*Written task:* Word for word, restate every line of the listing that follows.
## start Dataset excerpts
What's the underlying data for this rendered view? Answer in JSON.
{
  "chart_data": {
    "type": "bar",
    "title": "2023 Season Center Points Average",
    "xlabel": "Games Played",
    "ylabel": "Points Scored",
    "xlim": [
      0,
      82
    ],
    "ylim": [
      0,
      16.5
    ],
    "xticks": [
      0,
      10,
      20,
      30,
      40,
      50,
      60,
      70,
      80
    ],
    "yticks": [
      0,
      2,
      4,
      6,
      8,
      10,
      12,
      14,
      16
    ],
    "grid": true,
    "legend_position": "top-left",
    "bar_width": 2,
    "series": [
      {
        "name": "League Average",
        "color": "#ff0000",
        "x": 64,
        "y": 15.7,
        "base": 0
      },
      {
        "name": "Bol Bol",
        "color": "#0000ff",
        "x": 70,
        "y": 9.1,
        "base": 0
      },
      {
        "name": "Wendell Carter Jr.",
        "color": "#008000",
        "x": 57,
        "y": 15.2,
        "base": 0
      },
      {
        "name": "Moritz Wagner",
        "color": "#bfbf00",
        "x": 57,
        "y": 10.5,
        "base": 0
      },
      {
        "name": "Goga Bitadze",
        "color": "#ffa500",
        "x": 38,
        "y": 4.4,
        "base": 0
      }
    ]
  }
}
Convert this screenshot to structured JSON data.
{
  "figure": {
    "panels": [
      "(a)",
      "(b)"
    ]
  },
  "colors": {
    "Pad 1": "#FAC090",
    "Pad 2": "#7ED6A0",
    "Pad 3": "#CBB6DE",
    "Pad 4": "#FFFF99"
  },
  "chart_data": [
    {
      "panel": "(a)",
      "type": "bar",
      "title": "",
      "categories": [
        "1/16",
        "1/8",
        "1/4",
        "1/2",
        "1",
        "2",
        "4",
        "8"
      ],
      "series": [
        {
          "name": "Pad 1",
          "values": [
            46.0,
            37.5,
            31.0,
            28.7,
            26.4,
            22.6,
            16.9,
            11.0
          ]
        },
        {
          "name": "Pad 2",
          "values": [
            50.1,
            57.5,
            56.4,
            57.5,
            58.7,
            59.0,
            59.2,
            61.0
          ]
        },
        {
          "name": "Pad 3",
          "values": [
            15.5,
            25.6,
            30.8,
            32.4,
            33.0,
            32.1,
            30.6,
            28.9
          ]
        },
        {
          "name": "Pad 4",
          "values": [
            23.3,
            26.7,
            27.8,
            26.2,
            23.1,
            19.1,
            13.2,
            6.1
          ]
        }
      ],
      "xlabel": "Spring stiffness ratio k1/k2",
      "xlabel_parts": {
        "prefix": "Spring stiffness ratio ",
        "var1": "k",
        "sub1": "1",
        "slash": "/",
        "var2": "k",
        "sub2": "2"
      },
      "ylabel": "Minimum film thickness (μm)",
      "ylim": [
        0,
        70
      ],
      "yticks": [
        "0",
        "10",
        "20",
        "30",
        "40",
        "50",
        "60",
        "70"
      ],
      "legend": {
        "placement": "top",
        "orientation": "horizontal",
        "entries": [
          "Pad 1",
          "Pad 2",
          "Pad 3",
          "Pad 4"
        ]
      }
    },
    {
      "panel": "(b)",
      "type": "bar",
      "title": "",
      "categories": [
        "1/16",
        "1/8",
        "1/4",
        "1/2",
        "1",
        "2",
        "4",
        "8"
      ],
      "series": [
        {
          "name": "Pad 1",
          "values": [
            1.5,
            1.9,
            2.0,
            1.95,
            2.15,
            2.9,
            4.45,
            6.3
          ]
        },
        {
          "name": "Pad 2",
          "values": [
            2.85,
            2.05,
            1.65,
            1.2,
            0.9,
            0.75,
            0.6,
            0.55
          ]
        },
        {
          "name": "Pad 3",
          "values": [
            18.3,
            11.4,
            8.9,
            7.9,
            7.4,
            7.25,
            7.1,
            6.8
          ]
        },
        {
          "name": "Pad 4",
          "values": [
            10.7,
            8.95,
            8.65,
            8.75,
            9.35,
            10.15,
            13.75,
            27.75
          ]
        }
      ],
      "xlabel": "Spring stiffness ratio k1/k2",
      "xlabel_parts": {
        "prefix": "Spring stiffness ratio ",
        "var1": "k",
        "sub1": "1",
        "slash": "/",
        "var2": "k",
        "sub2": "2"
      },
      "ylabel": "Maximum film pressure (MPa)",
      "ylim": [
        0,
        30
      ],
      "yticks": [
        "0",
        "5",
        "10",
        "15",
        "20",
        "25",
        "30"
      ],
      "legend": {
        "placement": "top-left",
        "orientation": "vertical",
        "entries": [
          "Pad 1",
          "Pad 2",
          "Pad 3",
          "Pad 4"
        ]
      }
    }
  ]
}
## end Dataset excerpts
*Output below:*
What's the underlying data for this rendered view? Answer in JSON.
{
  "chart_data": {
    "type": "bar",
    "title": "2023 Season Center Points Average",
    "xlabel": "Games Played",
    "ylabel": "Points Scored",
    "xlim": [
      0,
      82
    ],
    "ylim": [
      0,
      16.5
    ],
    "xticks": [
      0,
      10,
      20,
      30,
      40,
      50,
      60,
      70,
      80
    ],
    "yticks": [
      0,
      2,
      4,
      6,
      8,
      10,
      12,
      14,
      16
    ],
    "grid": true,
    "legend_position": "top-left",
    "bar_width": 2,
    "series": [
      {
        "name": "League Average",
        "color": "#ff0000",
        "x": 64,
        "y": 15.7,
        "base": 0
      },
      {
        "name": "Bol Bol",
        "color": "#0000ff",
        "x": 70,
        "y": 9.1,
        "base": 0
      },
      {
        "name": "Wendell Carter Jr.",
        "color": "#008000",
        "x": 57,
        "y": 15.2,
        "base": 0
      },
      {
        "name": "Moritz Wagner",
        "color": "#bfbf00",
        "x": 57,
        "y": 10.5,
        "base": 0
      },
      {
        "name": "Goga Bitadze",
        "color": "#ffa500",
        "x": 38,
        "y": 4.4,
        "base": 0
      }
    ]
  }
}
Convert this screenshot to structured JSON data.
{
  "figure": {
    "panels": [
      "(a)",
      "(b)"
    ]
  },
  "colors": {
    "Pad 1": "#FAC090",
    "Pad 2": "#7ED6A0",
    "Pad 3": "#CBB6DE",
    "Pad 4": "#FFFF99"
  },
  "chart_data": [
    {
      "panel": "(a)",
      "type": "bar",
      "title": "",
      "categories": [
        "1/16",
        "1/8",
        "1/4",
        "1/2",
        "1",
        "2",
        "4",
        "8"
      ],
      "series": [
        {
          "name": "Pad 1",
          "values": [
            46.0,
            37.5,
            31.0,
            28.7,
            26.4,
            22.6,
            16.9,
            11.0
          ]
        },
        {
          "name": "Pad 2",
          "values": [
            50.1,
            57.5,
            56.4,
            57.5,
            58.7,
            59.0,
            59.2,
            61.0
          ]
        },
        {
          "name": "Pad 3",
          "values": [
            15.5,
            25.6,
            30.8,
            32.4,
            33.0,
            32.1,
            30.6,
            28.9
          ]
        },
        {
          "name": "Pad 4",
          "values": [
            23.3,
            26.7,
            27.8,
            26.2,
            23.1,
            19.1,
            13.2,
            6.1
          ]
        }
      ],
      "xlabel": "Spring stiffness ratio k1/k2",
      "xlabel_parts": {
        "prefix": "Spring stiffness ratio ",
        "var1": "k",
        "sub1": "1",
        "slash": "/",
        "var2": "k",
        "sub2": "2"
      },
      "ylabel": "Minimum film thickness (μm)",
      "ylim": [
        0,
        70
      ],
      "yticks": [
        "0",
        "10",
        "20",
        "30",
        "40",
        "50",
        "60",
        "70"
      ],
      "legend": {
        "placement": "top",
        "orientation": "horizontal",
        "entries": [
          "Pad 1",
          "Pad 2",
          "Pad 3",
          "Pad 4"
        ]
      }
    },
    {
      "panel": "(b)",
      "type": "bar",
      "title": "",
      "categories": [
        "1/16",
        "1/8",
        "1/4",
        "1/2",
        "1",
        "2",
        "4",
        "8"
      ],
      "series": [
        {
          "name": "Pad 1",
          "values": [
            1.5,
            1.9,
            2.0,
            1.95,
            2.15,
            2.9,
            4.45,
            6.3
          ]
        },
        {
          "name": "Pad 2",
          "values": [
            2.85,
            2.05,
            1.65,
            1.2,
            0.9,
            0.75,
            0.6,
            0.55
          ]
        },
        {
          "name": "Pad 3",
          "values": [
            18.3,
            11.4,
            8.9,
            7.9,
            7.4,
            7.25,
            7.1,
            6.8
          ]
        },
        {
          "name": "Pad 4",
          "values": [
            10.7,
            8.95,
            8.65,
            8.75,
            9.35,
            10.15,
            13.75,
            27.75
          ]
        }
      ],
      "xlabel": "Spring stiffness ratio k1/k2",
      "xlabel_parts": {
        "prefix": "Spring stiffness ratio ",
        "var1": "k",
        "sub1": "1",
        "slash": "/",
        "var2": "k",
        "sub2": "2"
      },
      "ylabel": "Maximum film pressure (MPa)",
      "ylim": [
        0,
        30
      ],
      "yticks": [
        "0",
        "5",
        "10",
        "15",
        "20",
        "25",
        "30"
      ],
      "legend": {
        "placement": "top-left",
        "orientation": "vertical",
        "entries": [
          "Pad 1",
          "Pad 2",
          "Pad 3",
          "Pad 4"
        ]
      }
    }
  ]
}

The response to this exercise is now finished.